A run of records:
* BEGIN *
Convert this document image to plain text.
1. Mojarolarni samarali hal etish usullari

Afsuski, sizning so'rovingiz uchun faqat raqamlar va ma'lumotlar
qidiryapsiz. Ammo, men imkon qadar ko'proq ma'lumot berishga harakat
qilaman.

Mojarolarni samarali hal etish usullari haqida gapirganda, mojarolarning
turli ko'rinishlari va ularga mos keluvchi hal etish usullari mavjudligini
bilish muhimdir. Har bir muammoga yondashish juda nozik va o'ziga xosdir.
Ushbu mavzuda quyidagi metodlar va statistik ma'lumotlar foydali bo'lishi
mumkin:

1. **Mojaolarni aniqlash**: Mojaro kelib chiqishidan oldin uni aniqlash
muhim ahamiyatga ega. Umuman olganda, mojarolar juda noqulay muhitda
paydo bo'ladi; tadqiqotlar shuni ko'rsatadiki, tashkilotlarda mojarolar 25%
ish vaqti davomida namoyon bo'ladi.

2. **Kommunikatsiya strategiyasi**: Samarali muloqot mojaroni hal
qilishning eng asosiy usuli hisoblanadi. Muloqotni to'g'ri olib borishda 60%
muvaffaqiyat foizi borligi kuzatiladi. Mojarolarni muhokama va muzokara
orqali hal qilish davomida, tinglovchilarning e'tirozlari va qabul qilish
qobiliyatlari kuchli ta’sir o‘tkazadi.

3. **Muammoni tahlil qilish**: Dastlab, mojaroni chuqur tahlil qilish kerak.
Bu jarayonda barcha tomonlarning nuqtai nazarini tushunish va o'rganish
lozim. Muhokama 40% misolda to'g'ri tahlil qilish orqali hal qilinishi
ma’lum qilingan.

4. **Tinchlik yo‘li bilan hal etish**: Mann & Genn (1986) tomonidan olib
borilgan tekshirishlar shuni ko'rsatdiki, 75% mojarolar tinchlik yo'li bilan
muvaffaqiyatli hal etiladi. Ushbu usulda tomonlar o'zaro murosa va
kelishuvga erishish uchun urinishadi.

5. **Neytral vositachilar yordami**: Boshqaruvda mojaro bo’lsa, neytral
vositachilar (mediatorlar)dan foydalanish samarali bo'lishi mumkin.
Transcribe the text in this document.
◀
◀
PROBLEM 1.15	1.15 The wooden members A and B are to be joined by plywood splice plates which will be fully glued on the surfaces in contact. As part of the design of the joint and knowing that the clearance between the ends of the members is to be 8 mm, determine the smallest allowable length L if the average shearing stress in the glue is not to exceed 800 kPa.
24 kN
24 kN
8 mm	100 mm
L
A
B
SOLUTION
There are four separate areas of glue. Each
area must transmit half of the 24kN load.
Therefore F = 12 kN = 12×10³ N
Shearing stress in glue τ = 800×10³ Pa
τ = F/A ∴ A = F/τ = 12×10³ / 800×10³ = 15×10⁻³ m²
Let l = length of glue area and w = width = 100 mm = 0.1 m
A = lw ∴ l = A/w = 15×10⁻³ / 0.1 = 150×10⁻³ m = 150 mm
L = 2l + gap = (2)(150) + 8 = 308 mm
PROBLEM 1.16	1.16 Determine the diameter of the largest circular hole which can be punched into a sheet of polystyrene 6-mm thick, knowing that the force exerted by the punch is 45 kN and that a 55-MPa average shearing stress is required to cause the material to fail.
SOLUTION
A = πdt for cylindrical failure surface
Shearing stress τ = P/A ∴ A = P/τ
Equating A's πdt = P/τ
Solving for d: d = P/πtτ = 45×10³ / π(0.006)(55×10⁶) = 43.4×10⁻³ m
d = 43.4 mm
* END *
*WHAT IS NEEDED:*
Reproduce each record exactly as it appears.

*PROBLEM SOLUTION:*
Convert this document image to plain text.
1. Mojarolarni samarali hal etish usullari

Afsuski, sizning so'rovingiz uchun faqat raqamlar va ma'lumotlar
qidiryapsiz. Ammo, men imkon qadar ko'proq ma'lumot berishga harakat
qilaman.

Mojarolarni samarali hal etish usullari haqida gapirganda, mojarolarning
turli ko'rinishlari va ularga mos keluvchi hal etish usullari mavjudligini
bilish muhimdir. Har bir muammoga yondashish juda nozik va o'ziga xosdir.
Ushbu mavzuda quyidagi metodlar va statistik ma'lumotlar foydali bo'lishi
mumkin:

1. **Mojaolarni aniqlash**: Mojaro kelib chiqishidan oldin uni aniqlash
muhim ahamiyatga ega. Umuman olganda, mojarolar juda noqulay muhitda
paydo bo'ladi; tadqiqotlar shuni ko'rsatadiki, tashkilotlarda mojarolar 25%
ish vaqti davomida namoyon bo'ladi.

2. **Kommunikatsiya strategiyasi**: Samarali muloqot mojaroni hal
qilishning eng asosiy usuli hisoblanadi. Muloqotni to'g'ri olib borishda 60%
muvaffaqiyat foizi borligi kuzatiladi. Mojarolarni muhokama va muzokara
orqali hal qilish davomida, tinglovchilarning e'tirozlari va qabul qilish
qobiliyatlari kuchli ta’sir o‘tkazadi.

3. **Muammoni tahlil qilish**: Dastlab, mojaroni chuqur tahlil qilish kerak.
Bu jarayonda barcha tomonlarning nuqtai nazarini tushunish va o'rganish
lozim. Muhokama 40% misolda to'g'ri tahlil qilish orqali hal qilinishi
ma’lum qilingan.

4. **Tinchlik yo‘li bilan hal etish**: Mann & Genn (1986) tomonidan olib
borilgan tekshirishlar shuni ko'rsatdiki, 75% mojarolar tinchlik yo'li bilan
muvaffaqiyatli hal etiladi. Ushbu usulda tomonlar o'zaro murosa va
kelishuvga erishish uchun urinishadi.

5. **Neytral vositachilar yordami**: Boshqaruvda mojaro bo’lsa, neytral
vositachilar (mediatorlar)dan foydalanish samarali bo'lishi mumkin.
Transcribe the text in this document.
◀
◀
PROBLEM 1.15	1.15 The wooden members A and B are to be joined by plywood splice plates which will be fully glued on the surfaces in contact. As part of the design of the joint and knowing that the clearance between the ends of the members is to be 8 mm, determine the smallest allowable length L if the average shearing stress in the glue is not to exceed 800 kPa.
24 kN
24 kN
8 mm	100 mm
L
A
B
SOLUTION
There are four separate areas of glue. Each
area must transmit half of the 24kN load.
Therefore F = 12 kN = 12×10³ N
Shearing stress in glue τ = 800×10³ Pa
τ = F/A ∴ A = F/τ = 12×10³ / 800×10³ = 15×10⁻³ m²
Let l = length of glue area and w = width = 100 mm = 0.1 m
A = lw ∴ l = A/w = 15×10⁻³ / 0.1 = 150×10⁻³ m = 150 mm
L = 2l + gap = (2)(150) + 8 = 308 mm
PROBLEM 1.16	1.16 Determine the diameter of the largest circular hole which can be punched into a sheet of polystyrene 6-mm thick, knowing that the force exerted by the punch is 45 kN and that a 55-MPa average shearing stress is required to cause the material to fail.
SOLUTION
A = πdt for cylindrical failure surface
Shearing stress τ = P/A ∴ A = P/τ
Equating A's πdt = P/τ
Solving for d: d = P/πtτ = 45×10³ / π(0.006)(55×10⁶) = 43.4×10⁻³ m
d = 43.4 mm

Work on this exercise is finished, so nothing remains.